* **TASK DESCRIPTION**
Find every line in the records below that holds the word "satellite", and copy it out.

#### EXTRACTED DATA

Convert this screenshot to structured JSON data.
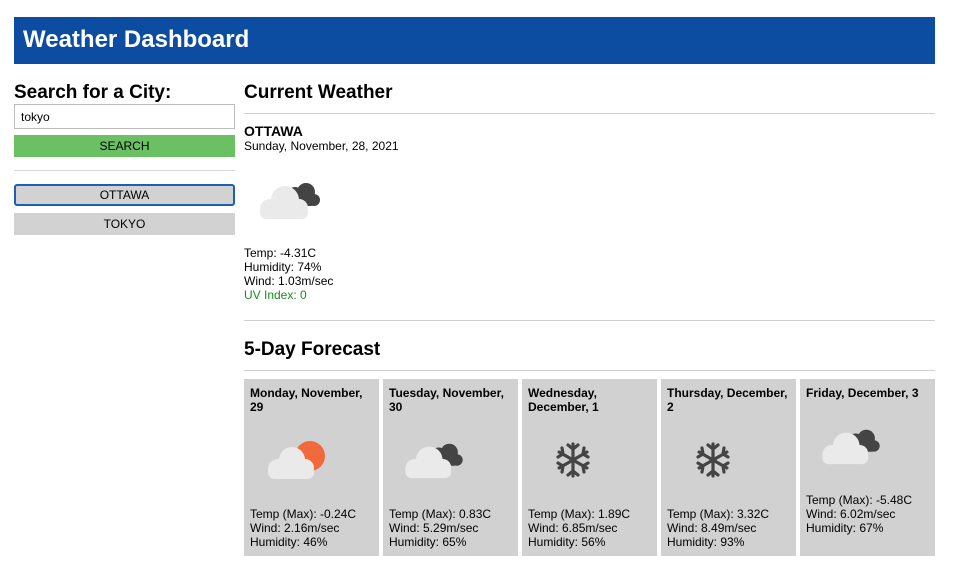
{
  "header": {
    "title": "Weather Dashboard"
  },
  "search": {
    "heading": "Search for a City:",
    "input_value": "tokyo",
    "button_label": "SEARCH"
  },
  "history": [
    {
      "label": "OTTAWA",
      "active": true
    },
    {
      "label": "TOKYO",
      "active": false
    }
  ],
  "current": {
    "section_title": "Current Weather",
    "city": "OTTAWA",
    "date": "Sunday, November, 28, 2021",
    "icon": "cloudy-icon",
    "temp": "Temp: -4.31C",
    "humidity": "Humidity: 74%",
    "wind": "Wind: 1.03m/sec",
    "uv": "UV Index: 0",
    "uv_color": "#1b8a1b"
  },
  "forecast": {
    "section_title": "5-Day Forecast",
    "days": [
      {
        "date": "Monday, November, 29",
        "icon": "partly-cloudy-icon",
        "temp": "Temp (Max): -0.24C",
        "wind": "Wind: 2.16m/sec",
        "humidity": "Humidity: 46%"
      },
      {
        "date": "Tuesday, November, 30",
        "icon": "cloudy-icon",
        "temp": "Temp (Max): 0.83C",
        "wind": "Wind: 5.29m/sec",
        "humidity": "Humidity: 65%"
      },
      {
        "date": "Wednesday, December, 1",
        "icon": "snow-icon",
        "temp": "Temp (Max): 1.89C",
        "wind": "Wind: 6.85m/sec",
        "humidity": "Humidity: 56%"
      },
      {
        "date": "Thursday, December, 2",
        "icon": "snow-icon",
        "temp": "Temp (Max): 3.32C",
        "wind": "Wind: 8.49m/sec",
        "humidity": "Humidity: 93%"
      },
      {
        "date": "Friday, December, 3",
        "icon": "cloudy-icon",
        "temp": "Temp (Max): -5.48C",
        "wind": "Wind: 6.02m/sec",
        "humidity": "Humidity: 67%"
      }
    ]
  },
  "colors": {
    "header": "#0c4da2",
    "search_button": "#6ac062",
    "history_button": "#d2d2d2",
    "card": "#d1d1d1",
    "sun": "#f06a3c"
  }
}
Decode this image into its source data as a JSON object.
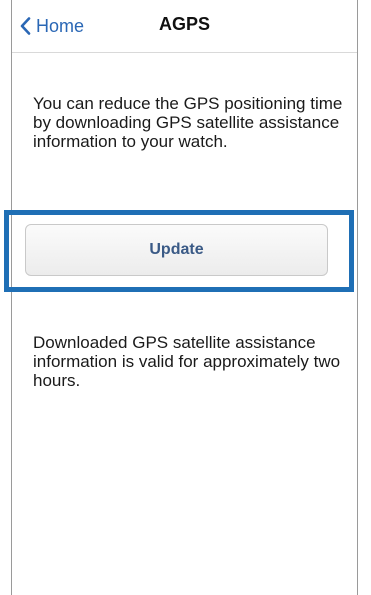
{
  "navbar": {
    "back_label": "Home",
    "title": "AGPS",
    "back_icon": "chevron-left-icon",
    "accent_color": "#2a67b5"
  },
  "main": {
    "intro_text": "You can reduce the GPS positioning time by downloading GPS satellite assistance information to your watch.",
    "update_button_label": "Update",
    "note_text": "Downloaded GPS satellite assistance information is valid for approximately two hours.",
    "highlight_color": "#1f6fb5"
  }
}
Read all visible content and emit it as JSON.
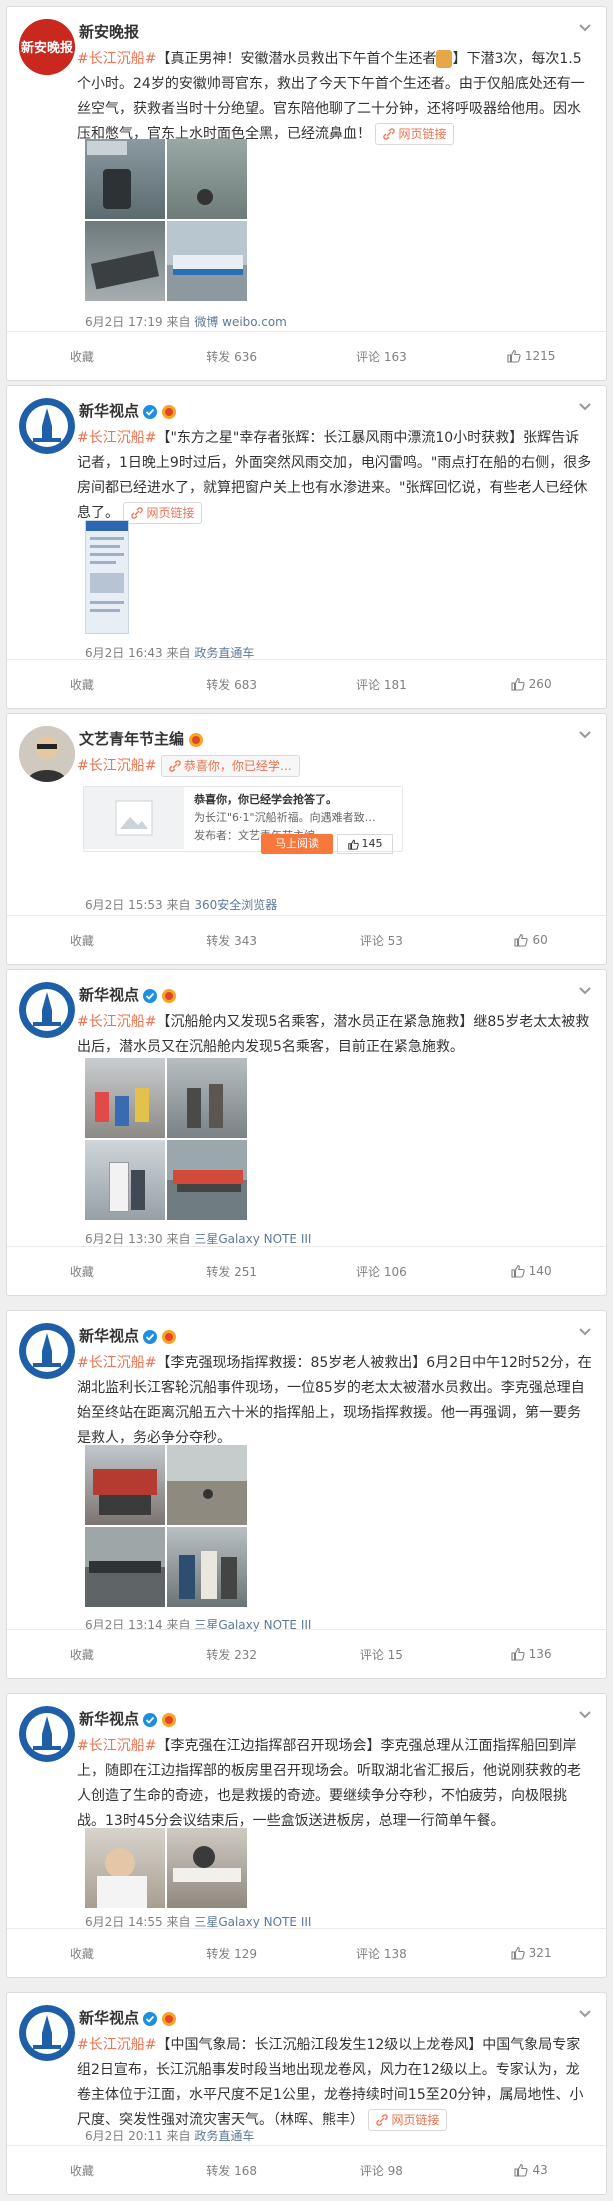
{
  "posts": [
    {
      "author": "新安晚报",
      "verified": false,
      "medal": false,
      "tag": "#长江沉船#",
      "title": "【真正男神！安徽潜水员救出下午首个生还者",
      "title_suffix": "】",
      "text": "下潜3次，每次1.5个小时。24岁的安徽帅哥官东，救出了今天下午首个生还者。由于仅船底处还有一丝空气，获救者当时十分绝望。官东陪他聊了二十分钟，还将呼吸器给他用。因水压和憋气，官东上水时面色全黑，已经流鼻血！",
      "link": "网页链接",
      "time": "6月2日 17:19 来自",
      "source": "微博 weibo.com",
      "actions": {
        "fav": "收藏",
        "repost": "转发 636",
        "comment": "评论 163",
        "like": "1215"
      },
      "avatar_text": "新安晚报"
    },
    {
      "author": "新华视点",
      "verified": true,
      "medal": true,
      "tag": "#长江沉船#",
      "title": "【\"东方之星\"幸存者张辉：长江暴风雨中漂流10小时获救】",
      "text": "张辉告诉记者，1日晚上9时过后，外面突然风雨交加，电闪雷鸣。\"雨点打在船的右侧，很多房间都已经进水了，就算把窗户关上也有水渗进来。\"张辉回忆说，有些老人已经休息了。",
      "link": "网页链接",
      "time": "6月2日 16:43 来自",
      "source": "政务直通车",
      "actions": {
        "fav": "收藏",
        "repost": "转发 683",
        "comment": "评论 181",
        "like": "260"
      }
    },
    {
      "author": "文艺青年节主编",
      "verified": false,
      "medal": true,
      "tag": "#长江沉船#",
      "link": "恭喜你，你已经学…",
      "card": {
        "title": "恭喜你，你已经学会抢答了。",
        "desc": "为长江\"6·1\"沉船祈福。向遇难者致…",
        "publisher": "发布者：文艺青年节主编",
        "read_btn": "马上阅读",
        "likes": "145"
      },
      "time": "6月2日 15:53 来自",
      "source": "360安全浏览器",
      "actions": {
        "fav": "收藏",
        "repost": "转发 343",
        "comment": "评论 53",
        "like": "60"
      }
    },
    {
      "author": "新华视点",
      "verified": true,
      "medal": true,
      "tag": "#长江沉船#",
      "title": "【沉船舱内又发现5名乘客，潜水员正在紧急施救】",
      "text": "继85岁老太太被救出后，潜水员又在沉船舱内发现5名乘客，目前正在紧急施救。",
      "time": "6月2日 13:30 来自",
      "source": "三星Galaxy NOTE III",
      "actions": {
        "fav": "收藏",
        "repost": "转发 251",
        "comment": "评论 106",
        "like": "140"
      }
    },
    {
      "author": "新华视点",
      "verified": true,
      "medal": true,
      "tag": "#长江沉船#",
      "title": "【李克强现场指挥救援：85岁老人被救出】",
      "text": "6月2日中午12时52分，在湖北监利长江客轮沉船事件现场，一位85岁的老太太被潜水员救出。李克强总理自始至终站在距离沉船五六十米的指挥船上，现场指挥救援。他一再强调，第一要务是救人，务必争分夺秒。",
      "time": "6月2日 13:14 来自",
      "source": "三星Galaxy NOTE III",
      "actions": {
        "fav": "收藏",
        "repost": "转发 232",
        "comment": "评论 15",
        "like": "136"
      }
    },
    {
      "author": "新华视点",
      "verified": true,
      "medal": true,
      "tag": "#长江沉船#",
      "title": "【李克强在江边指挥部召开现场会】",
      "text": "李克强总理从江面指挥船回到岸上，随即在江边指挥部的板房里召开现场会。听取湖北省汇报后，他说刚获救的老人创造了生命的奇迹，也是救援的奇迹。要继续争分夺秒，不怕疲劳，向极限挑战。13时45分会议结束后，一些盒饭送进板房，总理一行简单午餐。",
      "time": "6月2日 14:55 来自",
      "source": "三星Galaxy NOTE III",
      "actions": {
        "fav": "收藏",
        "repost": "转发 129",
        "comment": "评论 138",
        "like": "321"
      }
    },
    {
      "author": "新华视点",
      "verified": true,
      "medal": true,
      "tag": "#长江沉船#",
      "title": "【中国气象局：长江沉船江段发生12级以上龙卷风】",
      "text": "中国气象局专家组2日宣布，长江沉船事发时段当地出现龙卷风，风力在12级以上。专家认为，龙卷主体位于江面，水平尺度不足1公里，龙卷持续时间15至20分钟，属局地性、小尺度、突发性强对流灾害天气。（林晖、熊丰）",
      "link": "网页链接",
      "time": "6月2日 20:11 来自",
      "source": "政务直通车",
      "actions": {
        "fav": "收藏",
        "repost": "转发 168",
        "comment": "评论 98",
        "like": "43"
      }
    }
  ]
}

########
#### EXTRACTED DATA

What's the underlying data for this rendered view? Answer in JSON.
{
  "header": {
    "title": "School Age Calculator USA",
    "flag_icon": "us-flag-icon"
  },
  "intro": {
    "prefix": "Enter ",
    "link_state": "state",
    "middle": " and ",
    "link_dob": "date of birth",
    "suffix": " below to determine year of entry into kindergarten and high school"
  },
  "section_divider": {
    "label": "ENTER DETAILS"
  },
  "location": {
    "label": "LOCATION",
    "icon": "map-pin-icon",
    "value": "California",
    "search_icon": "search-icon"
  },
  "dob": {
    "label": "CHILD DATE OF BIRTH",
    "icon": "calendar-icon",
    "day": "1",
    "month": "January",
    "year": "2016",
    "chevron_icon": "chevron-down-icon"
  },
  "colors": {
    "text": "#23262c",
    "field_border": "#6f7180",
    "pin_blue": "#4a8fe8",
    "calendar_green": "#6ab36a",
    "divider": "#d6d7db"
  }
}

########

* **SOLUTION**
    "intro_text": "You can reduce the GPS positioning time by downloading GPS satellite assistance information to your watch.",
    "note_text": "Downloaded GPS satellite assistance information is valid for approximately two hours.",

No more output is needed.